[Data records]

::::::::

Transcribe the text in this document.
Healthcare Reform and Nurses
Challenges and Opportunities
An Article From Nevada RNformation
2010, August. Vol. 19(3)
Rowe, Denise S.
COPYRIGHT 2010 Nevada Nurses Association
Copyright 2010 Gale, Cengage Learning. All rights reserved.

::::::::

(PROBLEM TO WORK ON): Reproduce the full listing above, character for character.

(COMPLETE ANSWER):
Transcribe the text in this document.
Healthcare Reform and Nurses
Challenges and Opportunities
An Article From Nevada RNformation
2010, August. Vol. 19(3)
Rowe, Denise S.
COPYRIGHT 2010 Nevada Nurses Association
Copyright 2010 Gale, Cengage Learning. All rights reserved.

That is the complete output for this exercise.